** start Stored data **
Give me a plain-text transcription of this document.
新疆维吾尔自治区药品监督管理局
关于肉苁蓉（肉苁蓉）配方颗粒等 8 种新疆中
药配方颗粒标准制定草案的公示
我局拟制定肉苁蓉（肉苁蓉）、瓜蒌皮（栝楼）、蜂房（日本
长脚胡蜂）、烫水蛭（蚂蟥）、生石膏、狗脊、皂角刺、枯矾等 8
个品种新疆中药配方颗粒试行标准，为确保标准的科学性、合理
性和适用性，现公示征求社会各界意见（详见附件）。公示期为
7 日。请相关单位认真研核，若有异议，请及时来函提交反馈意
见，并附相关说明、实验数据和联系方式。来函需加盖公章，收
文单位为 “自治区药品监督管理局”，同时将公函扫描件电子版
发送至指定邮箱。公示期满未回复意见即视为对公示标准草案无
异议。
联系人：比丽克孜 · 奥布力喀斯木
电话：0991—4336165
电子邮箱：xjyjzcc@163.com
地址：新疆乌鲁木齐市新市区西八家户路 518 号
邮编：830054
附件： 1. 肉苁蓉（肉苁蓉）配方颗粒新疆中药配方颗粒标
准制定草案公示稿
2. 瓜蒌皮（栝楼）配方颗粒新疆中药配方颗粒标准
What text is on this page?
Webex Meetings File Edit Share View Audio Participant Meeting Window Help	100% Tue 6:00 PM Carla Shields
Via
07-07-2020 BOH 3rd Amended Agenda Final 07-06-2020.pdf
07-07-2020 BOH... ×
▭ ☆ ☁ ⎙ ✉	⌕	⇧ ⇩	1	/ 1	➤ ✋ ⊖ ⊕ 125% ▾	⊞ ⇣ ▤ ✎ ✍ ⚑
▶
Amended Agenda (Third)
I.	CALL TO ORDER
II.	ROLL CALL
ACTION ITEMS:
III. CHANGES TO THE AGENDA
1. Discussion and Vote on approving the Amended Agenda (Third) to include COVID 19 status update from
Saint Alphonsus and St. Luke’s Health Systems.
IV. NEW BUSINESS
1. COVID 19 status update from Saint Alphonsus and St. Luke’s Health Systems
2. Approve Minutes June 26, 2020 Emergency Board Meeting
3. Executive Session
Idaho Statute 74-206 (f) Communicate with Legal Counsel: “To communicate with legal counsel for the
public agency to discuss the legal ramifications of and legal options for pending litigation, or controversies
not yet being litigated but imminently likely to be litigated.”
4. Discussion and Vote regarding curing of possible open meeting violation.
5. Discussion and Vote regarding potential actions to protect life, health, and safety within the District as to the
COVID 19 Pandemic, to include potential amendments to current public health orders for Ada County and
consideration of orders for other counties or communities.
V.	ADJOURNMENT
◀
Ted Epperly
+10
** end Stored data **
◆ **The request**
Copy out every line where the word "potential" occurs.

◆ **Result of this task**
5. Discussion and Vote regarding potential actions to protect life, health, and safety within the District as to the
COVID 19 Pandemic, to include potential amendments to current public health orders for Ada County and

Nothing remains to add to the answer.